*Given instruction 1:*
Please copy the lines of the listing below verbatim, everything from the line containing "tool-icon[interactable] bbox=[3, 222, 9, 228]" down to the line containing "status-item[interactable]: Osnap bbox=[228, 401, 241, 406]", with both of those lines included.

Keywords: normalization, scaling, standardization,
Lines: 234


I assume we are talking about typical feedforward neural nets (NNs) 
such as multilayer perceptrons.

In article <436auo$ekd@nx2.hrz.uni-dortmund.de>, udra@flw.maschinenbau.uni-dortmund.de (Udo Raetzer (Dipl mawo)) writes:
|> Several kinds of prepreparing the inputdata are known,
|> i.e. normalization, scaling, ...
|>
|> In order to let each inputvector have the same influence
|> on the training: Row-prepreparation is necessary.

Not exactly. In linear models, there is a property of input cases called
"leverage" which measures the potential influence of the case.  Leverage
is related to Mahalanobis distance of the case from the mean of the
training set. Row-normalization of the inputs could equalize the
leverages of the training cases if done appropriately. However, this is
no reason to perform any kind of row-normalization for a NN, because
in a flexible nonlinear model such as a NN, there is no fixed leverage
for each case, and you can't compute the leverage until after you have
trained the net.

Furthermore, row-normalization throws away information (in fact, that is
its purpose). Before you throw away any information, make sure it's not
_useful_ information!  The only reason to do row-normalization is to
throw away _useless_ information.

|> On the other hand column-prepreparation of the inputdata
|> is necessary if each compnent of the inputvectors should
|> have equal influence on the training.

This is true for the targets, not the inputs, and is only relevant
if you have two or more target variables (I will assume least-squares
training so I can omit several other "if"s).

There are reasons for standardizing input variables, but they pertain
only to numerical efficiency and are discussed below.

|>    I know
|>    a) normalization (deviding each vector through its lenght => lenght = 1)
|>    b) scaling (projection of the range on the intervall [0,1] or [A,B])
|>    c) standardization (unit-variance, zero-mean)

These terms are not always used with such precise meanings.

|>    Are all three methods applicable for row- as well as for column-
|>    prepreparation of the input?

Yes.

|>    I assume that i.e. normalization is only approriate for row-prepreparation,
|>    or am I mistaken?

That would be unusual but not unheard of. However, for input variables,
it's important to have then centered around zero, so (c) would usually
be preferable to (a) or (b).

*Given instruction 2:*
Check three statements against the post on preparing neural net inputs: (a) leverage is related to the Mahalanobis distance of a case from the mean of the training set; (b) the post's reasons for standardizing input variables concern only numerical efficiency; (c) the post says row-normalization keeps all of the information in the inputs. Answer yes or no for each and quote the words of the post that decide it.

*Data to process:*
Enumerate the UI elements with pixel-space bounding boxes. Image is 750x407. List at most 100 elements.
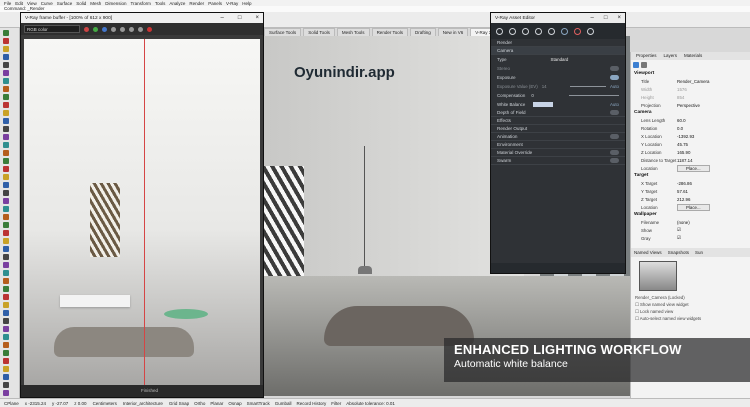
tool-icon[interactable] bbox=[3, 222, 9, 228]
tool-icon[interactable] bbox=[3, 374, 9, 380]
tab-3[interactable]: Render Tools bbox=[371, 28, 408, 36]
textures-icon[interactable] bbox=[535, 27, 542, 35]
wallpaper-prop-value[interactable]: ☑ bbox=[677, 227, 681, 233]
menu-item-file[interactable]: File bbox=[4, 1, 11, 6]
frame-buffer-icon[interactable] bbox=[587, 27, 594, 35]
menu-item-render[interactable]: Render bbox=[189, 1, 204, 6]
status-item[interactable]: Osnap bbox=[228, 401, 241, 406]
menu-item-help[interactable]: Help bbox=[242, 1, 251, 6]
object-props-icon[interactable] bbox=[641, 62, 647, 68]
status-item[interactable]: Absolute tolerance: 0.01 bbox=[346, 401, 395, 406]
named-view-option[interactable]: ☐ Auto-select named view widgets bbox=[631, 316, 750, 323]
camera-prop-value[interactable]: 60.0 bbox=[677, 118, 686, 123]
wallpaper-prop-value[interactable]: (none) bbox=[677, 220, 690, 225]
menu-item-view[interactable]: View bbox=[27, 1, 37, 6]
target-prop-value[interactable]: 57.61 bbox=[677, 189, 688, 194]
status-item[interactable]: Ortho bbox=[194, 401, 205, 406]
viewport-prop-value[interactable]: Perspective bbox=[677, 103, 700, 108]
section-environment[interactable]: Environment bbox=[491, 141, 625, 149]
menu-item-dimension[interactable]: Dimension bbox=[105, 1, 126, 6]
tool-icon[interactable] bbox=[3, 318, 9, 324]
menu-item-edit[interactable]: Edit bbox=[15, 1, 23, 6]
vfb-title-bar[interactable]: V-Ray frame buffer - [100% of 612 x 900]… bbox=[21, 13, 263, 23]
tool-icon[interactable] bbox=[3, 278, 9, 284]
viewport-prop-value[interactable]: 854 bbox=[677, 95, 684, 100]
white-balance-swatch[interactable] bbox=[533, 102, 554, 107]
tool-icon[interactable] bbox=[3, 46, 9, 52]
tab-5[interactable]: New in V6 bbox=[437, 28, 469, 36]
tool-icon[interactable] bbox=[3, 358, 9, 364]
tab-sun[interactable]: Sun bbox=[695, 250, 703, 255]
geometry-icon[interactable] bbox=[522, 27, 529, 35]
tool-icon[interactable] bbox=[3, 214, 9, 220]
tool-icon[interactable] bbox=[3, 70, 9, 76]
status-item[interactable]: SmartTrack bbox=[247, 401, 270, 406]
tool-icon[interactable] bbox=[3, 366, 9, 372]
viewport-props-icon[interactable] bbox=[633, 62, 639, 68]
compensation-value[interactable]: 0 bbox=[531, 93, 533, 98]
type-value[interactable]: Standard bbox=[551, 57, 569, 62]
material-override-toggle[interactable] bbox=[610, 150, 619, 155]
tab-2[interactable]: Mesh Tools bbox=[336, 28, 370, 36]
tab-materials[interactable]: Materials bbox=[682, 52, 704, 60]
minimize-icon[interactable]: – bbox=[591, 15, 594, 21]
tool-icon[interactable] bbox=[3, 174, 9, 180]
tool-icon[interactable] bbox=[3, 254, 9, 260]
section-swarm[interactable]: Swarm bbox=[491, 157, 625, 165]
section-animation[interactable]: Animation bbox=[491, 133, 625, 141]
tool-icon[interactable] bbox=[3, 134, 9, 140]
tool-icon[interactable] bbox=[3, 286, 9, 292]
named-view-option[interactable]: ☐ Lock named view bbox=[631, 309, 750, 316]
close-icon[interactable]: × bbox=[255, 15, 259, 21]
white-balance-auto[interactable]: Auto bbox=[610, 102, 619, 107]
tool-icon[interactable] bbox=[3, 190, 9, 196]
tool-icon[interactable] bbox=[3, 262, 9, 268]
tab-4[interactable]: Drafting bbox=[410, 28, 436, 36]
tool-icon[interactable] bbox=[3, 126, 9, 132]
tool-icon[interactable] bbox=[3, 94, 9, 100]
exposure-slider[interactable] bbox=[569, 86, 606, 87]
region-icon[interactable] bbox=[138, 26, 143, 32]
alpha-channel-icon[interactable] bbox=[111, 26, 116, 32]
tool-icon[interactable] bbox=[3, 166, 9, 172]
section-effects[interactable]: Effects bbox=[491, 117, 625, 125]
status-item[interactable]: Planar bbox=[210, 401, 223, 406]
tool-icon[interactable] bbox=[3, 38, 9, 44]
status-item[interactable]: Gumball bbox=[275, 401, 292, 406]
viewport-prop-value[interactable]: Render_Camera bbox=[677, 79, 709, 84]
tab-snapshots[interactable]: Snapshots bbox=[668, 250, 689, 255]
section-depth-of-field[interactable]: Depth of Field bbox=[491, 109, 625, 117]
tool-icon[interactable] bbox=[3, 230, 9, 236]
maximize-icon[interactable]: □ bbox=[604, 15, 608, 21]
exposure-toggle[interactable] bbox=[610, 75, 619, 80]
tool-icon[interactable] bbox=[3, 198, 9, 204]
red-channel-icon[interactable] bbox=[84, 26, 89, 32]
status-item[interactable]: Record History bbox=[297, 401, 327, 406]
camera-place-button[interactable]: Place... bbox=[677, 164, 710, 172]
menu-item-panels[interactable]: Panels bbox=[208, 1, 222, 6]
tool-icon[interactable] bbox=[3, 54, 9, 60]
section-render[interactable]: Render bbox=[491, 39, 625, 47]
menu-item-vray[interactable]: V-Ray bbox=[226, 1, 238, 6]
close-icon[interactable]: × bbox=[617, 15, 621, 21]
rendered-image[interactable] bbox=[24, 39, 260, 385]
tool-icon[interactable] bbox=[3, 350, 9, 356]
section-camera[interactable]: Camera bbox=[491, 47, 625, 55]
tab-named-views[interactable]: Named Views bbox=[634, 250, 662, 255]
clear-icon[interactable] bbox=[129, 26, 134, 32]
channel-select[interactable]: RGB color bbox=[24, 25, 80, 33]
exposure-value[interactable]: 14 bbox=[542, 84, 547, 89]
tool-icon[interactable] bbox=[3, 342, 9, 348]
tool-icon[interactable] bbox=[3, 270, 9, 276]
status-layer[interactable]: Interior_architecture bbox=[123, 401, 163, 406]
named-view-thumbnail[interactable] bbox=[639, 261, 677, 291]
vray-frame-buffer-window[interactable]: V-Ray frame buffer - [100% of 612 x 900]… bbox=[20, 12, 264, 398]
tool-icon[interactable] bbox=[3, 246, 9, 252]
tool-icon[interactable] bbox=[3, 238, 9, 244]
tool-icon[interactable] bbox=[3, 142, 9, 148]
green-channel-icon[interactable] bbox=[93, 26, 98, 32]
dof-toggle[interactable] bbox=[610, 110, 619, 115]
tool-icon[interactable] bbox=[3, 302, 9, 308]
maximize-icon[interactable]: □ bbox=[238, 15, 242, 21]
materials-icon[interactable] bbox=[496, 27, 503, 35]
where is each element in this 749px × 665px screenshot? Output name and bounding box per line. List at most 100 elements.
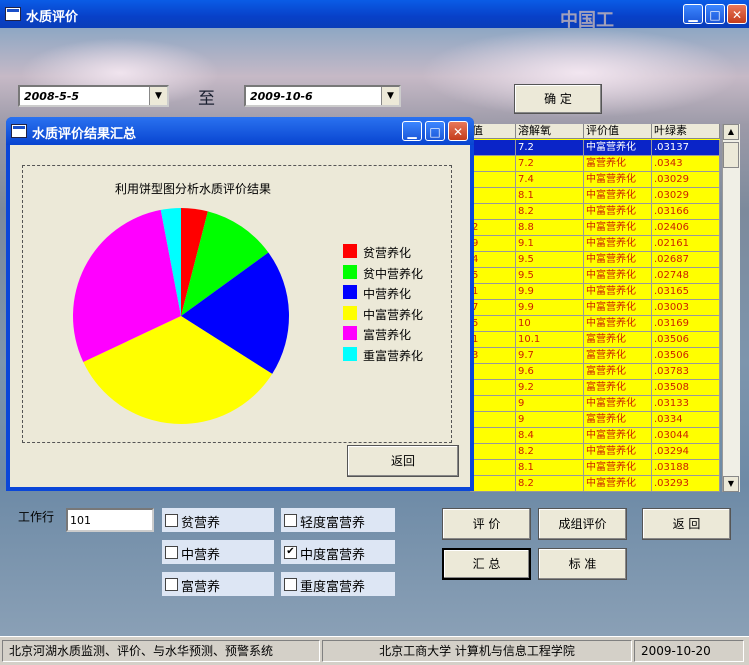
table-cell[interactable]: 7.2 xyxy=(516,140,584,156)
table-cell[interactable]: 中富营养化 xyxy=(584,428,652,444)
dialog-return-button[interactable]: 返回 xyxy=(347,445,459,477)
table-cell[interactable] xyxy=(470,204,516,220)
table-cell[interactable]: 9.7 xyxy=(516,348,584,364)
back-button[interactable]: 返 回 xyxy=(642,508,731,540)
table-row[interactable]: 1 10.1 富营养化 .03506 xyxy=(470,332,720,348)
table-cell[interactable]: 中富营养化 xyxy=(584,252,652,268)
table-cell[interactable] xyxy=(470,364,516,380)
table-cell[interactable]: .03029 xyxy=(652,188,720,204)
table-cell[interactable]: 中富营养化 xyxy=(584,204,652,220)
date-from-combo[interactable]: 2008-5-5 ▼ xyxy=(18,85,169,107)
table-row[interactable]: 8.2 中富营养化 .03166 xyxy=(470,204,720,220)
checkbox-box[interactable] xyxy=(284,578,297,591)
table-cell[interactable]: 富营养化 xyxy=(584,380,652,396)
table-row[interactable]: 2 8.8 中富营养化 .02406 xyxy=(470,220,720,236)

*Right answer 1:*
tool-icon[interactable] bbox=[3, 222, 9, 228]
tool-icon[interactable] bbox=[3, 374, 9, 380]
tab-3[interactable]: Render Tools bbox=[371, 28, 408, 36]
textures-icon[interactable] bbox=[535, 27, 542, 35]
wallpaper-prop-value[interactable]: ☑ bbox=[677, 227, 681, 233]
menu-item-file[interactable]: File bbox=[4, 1, 11, 6]
frame-buffer-icon[interactable] bbox=[587, 27, 594, 35]
menu-item-render[interactable]: Render bbox=[189, 1, 204, 6]
status-item[interactable]: Osnap bbox=[228, 401, 241, 406]

*Right answer 2:*
(a) Yes: "Leverage is related to Mahalanobis distance of the case from the mean of the training set."
(b) Yes: "There are reasons for standardizing input variables, but they pertain only to numerical efficiency"
(c) No: "row-normalization throws away information"